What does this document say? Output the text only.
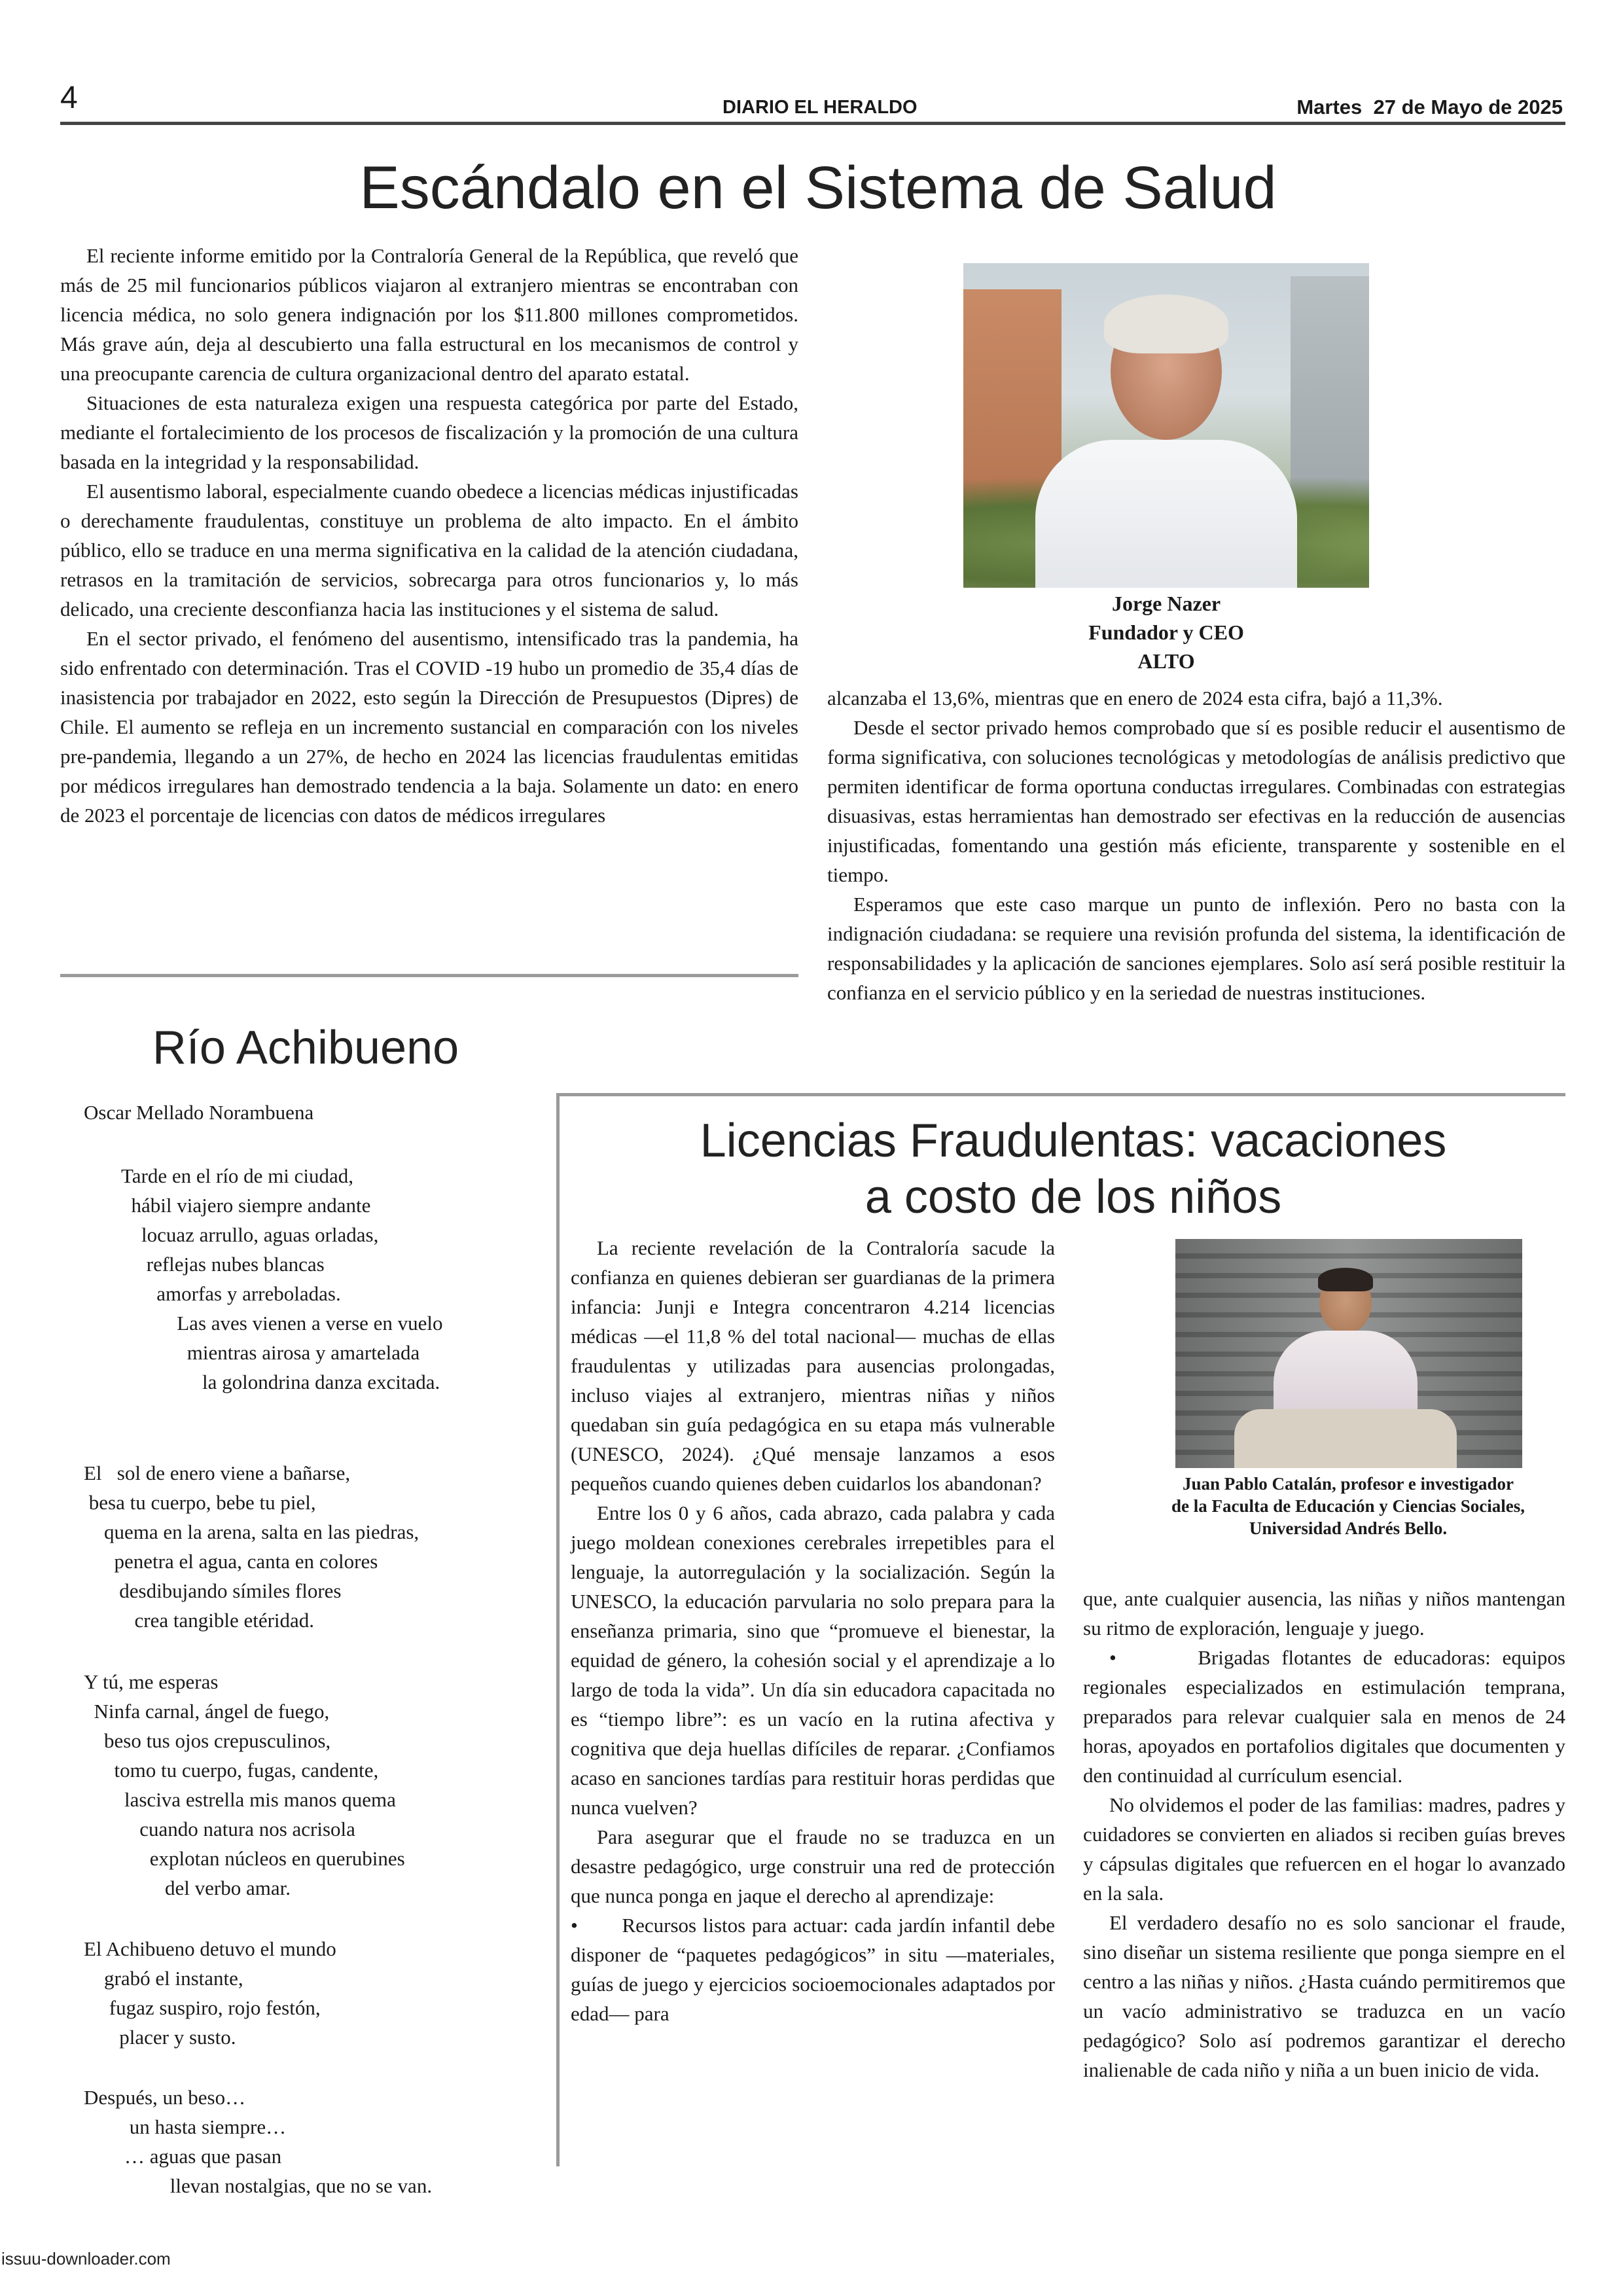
4	DIARIO EL HERALDO	Martes  27 de Mayo de 2025
Escándalo en el Sistema de Salud

El reciente informe emitido por la Contraloría General de la República, que reveló que más de 25 mil funcionarios públicos viajaron al extranjero mientras se encontraban con licencia médica, no solo genera indignación por los $11.800 millones comprometidos. Más grave aún, deja al descubierto una falla estructural en los mecanismos de control y una preocupante carencia de cultura organizacional dentro del aparato estatal.

Situaciones de esta naturaleza exigen una respuesta categórica por parte del Estado, mediante el fortalecimiento de los procesos de fiscalización y la promoción de una cultura basada en la integridad y la responsabilidad.

El ausentismo laboral, especialmente cuando obedece a licencias médicas injustificadas o derechamente fraudulentas, constituye un problema de alto impacto. En el ámbito público, ello se traduce en una merma significativa en la calidad de la atención ciudadana, retrasos en la tramitación de servicios, sobrecarga para otros funcionarios y, lo más delicado, una creciente desconfianza hacia las instituciones y el sistema de salud.

En el sector privado, el fenómeno del ausentismo, intensificado tras la pandemia, ha sido enfrentado con determinación. Tras el COVID -19 hubo un promedio de 35,4 días de inasistencia por trabajador en 2022, esto según la Dirección de Presupuestos (Dipres) de Chile. El aumento se refleja en un incremento sustancial en comparación con los niveles pre-pandemia, llegando a un 27%, de hecho en 2024 las licencias fraudulentas emitidas por médicos irregulares han demostrado tendencia a la baja. Solamente un dato: en enero de 2023 el porcentaje de licencias con datos de médicos irregulares

Jorge Nazer
Fundador y CEO
ALTO

alcanzaba el 13,6%, mientras que en enero de 2024 esta cifra, bajó a 11,3%.

Desde el sector privado hemos comprobado que sí es posible reducir el ausentismo de forma significativa, con soluciones tecnológicas y metodologías de análisis predictivo que permiten identificar de forma oportuna conductas irregulares. Combinadas con estrategias disuasivas, estas herramientas han demostrado ser efectivas en la reducción de ausencias injustificadas, fomentando una gestión más eficiente, transparente y sostenible en el tiempo.

Esperamos que este caso marque un punto de inflexión. Pero no basta con la indignación ciudadana: se requiere una revisión profunda del sistema, la identificación de responsabilidades y la aplicación de sanciones ejemplares. Solo así será posible restituir la confianza en el servicio público y en la seriedad de nuestras instituciones.

Río Achibueno
Oscar Mellado Norambuena
Tarde en el río de mi ciudad,
hábil viajero siempre andante
locuaz arrullo, aguas orladas,
reflejas nubes blancas
amorfas y arreboladas.
Las aves vienen a verse en vuelo
mientras airosa y amartelada
la golondrina danza excitada.
El   sol de enero viene a bañarse,
besa tu cuerpo, bebe tu piel,
quema en la arena, salta en las piedras,
penetra el agua, canta en colores
desdibujando símiles flores
crea tangible etéridad.
Y tú, me esperas
Ninfa carnal, ángel de fuego,
beso tus ojos crepusculinos,
tomo tu cuerpo, fugas, candente,
lasciva estrella mis manos quema
cuando natura nos acrisola
explotan núcleos en querubines
del verbo amar.
El Achibueno detuvo el mundo
grabó el instante,
fugaz suspiro, rojo festón,
placer y susto.
Después, un beso…
un hasta siempre…
… aguas que pasan
llevan nostalgias, que no se van.
Licencias Fraudulentas: vacaciones
a costo de los niños

La reciente revelación de la Contraloría sacude la confianza en quienes debieran ser guardianas de la primera infancia: Junji e Integra concentraron 4.214 licencias médicas —el 11,8 % del total nacional— muchas de ellas fraudulentas y utilizadas para ausencias prolongadas, incluso viajes al extranjero, mientras niñas y niños quedaban sin guía pedagógica en su etapa más vulnerable (UNESCO, 2024). ¿Qué mensaje lanzamos a esos pequeños cuando quienes deben cuidarlos los abandonan?

Entre los 0 y 6 años, cada abrazo, cada palabra y cada juego moldean conexiones cerebrales irrepetibles para el lenguaje, la autorregulación y la socialización. Según la UNESCO, la educación parvularia no solo prepara para la enseñanza primaria, sino que “promueve el bienestar, la equidad de género, la cohesión social y el aprendizaje a lo largo de toda la vida”. Un día sin educadora capacitada no es “tiempo libre”: es un vacío en la rutina afectiva y cognitiva que deja huellas difíciles de reparar. ¿Confiamos acaso en sanciones tardías para restituir horas perdidas que nunca vuelven?

Para asegurar que el fraude no se traduzca en un desastre pedagógico, urge construir una red de protección que nunca ponga en jaque el derecho al aprendizaje:

•       Recursos listos para actuar: cada jardín infantil debe disponer de “paquetes pedagógicos” in situ —materiales, guías de juego y ejercicios socioemocionales adaptados por edad— para

Juan Pablo Catalán, profesor e investigador
de la Faculta de Educación y Ciencias Sociales,
Universidad Andrés Bello.

que, ante cualquier ausencia, las niñas y niños mantengan su ritmo de exploración, lenguaje y juego.

•       Brigadas flotantes de educadoras: equipos regionales especializados en estimulación temprana, preparados para relevar cualquier sala en menos de 24 horas, apoyados en portafolios digitales que documenten y den continuidad al currículum esencial.

No olvidemos el poder de las familias: madres, padres y cuidadores se convierten en aliados si reciben guías breves y cápsulas digitales que refuercen en el hogar lo avanzado en la sala.

El verdadero desafío no es solo sancionar el fraude, sino diseñar un sistema resiliente que ponga siempre en el centro a las niñas y niños. ¿Hasta cuándo permitiremos que un vacío administrativo se traduzca en un vacío pedagógico? Solo así podremos garantizar el derecho inalienable de cada niño y niña a un buen inicio de vida.

issuu-downloader.com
----
To do » Set down the material exactly, every line of it, except for the pictures.

Result for this task »
What does this document say? Output the text only.
4	DIARIO EL HERALDO	Martes  27 de Mayo de 2025
Escándalo en el Sistema de Salud

El reciente informe emitido por la Contraloría General de la República, que reveló que más de 25 mil funcionarios públicos viajaron al extranjero mientras se encontraban con licencia médica, no solo genera indignación por los $11.800 millones comprometidos. Más grave aún, deja al descubierto una falla estructural en los mecanismos de control y una preocupante carencia de cultura organizacional dentro del aparato estatal.

Situaciones de esta naturaleza exigen una respuesta categórica por parte del Estado, mediante el fortalecimiento de los procesos de fiscalización y la promoción de una cultura basada en la integridad y la responsabilidad.

El ausentismo laboral, especialmente cuando obedece a licencias médicas injustificadas o derechamente fraudulentas, constituye un problema de alto impacto. En el ámbito público, ello se traduce en una merma significativa en la calidad de la atención ciudadana, retrasos en la tramitación de servicios, sobrecarga para otros funcionarios y, lo más delicado, una creciente desconfianza hacia las instituciones y el sistema de salud.

En el sector privado, el fenómeno del ausentismo, intensificado tras la pandemia, ha sido enfrentado con determinación. Tras el COVID -19 hubo un promedio de 35,4 días de inasistencia por trabajador en 2022, esto según la Dirección de Presupuestos (Dipres) de Chile. El aumento se refleja en un incremento sustancial en comparación con los niveles pre-pandemia, llegando a un 27%, de hecho en 2024 las licencias fraudulentas emitidas por médicos irregulares han demostrado tendencia a la baja. Solamente un dato: en enero de 2023 el porcentaje de licencias con datos de médicos irregulares

Jorge Nazer
Fundador y CEO
ALTO

alcanzaba el 13,6%, mientras que en enero de 2024 esta cifra, bajó a 11,3%.

Desde el sector privado hemos comprobado que sí es posible reducir el ausentismo de forma significativa, con soluciones tecnológicas y metodologías de análisis predictivo que permiten identificar de forma oportuna conductas irregulares. Combinadas con estrategias disuasivas, estas herramientas han demostrado ser efectivas en la reducción de ausencias injustificadas, fomentando una gestión más eficiente, transparente y sostenible en el tiempo.

Esperamos que este caso marque un punto de inflexión. Pero no basta con la indignación ciudadana: se requiere una revisión profunda del sistema, la identificación de responsabilidades y la aplicación de sanciones ejemplares. Solo así será posible restituir la confianza en el servicio público y en la seriedad de nuestras instituciones.

Río Achibueno
Oscar Mellado Norambuena
Tarde en el río de mi ciudad,
hábil viajero siempre andante
locuaz arrullo, aguas orladas,
reflejas nubes blancas
amorfas y arreboladas.
Las aves vienen a verse en vuelo
mientras airosa y amartelada
la golondrina danza excitada.
El   sol de enero viene a bañarse,
besa tu cuerpo, bebe tu piel,
quema en la arena, salta en las piedras,
penetra el agua, canta en colores
desdibujando símiles flores
crea tangible etéridad.
Y tú, me esperas
Ninfa carnal, ángel de fuego,
beso tus ojos crepusculinos,
tomo tu cuerpo, fugas, candente,
lasciva estrella mis manos quema
cuando natura nos acrisola
explotan núcleos en querubines
del verbo amar.
El Achibueno detuvo el mundo
grabó el instante,
fugaz suspiro, rojo festón,
placer y susto.
Después, un beso…
un hasta siempre…
… aguas que pasan
llevan nostalgias, que no se van.
Licencias Fraudulentas: vacaciones
a costo de los niños

La reciente revelación de la Contraloría sacude la confianza en quienes debieran ser guardianas de la primera infancia: Junji e Integra concentraron 4.214 licencias médicas —el 11,8 % del total nacional— muchas de ellas fraudulentas y utilizadas para ausencias prolongadas, incluso viajes al extranjero, mientras niñas y niños quedaban sin guía pedagógica en su etapa más vulnerable (UNESCO, 2024). ¿Qué mensaje lanzamos a esos pequeños cuando quienes deben cuidarlos los abandonan?

Entre los 0 y 6 años, cada abrazo, cada palabra y cada juego moldean conexiones cerebrales irrepetibles para el lenguaje, la autorregulación y la socialización. Según la UNESCO, la educación parvularia no solo prepara para la enseñanza primaria, sino que “promueve el bienestar, la equidad de género, la cohesión social y el aprendizaje a lo largo de toda la vida”. Un día sin educadora capacitada no es “tiempo libre”: es un vacío en la rutina afectiva y cognitiva que deja huellas difíciles de reparar. ¿Confiamos acaso en sanciones tardías para restituir horas perdidas que nunca vuelven?

Para asegurar que el fraude no se traduzca en un desastre pedagógico, urge construir una red de protección que nunca ponga en jaque el derecho al aprendizaje:

•       Recursos listos para actuar: cada jardín infantil debe disponer de “paquetes pedagógicos” in situ —materiales, guías de juego y ejercicios socioemocionales adaptados por edad— para

Juan Pablo Catalán, profesor e investigador
de la Faculta de Educación y Ciencias Sociales,
Universidad Andrés Bello.

que, ante cualquier ausencia, las niñas y niños mantengan su ritmo de exploración, lenguaje y juego.

•       Brigadas flotantes de educadoras: equipos regionales especializados en estimulación temprana, preparados para relevar cualquier sala en menos de 24 horas, apoyados en portafolios digitales que documenten y den continuidad al currículum esencial.

No olvidemos el poder de las familias: madres, padres y cuidadores se convierten en aliados si reciben guías breves y cápsulas digitales que refuercen en el hogar lo avanzado en la sala.

El verdadero desafío no es solo sancionar el fraude, sino diseñar un sistema resiliente que ponga siempre en el centro a las niñas y niños. ¿Hasta cuándo permitiremos que un vacío administrativo se traduzca en un vacío pedagógico? Solo así podremos garantizar el derecho inalienable de cada niño y niña a un buen inicio de vida.

issuu-downloader.com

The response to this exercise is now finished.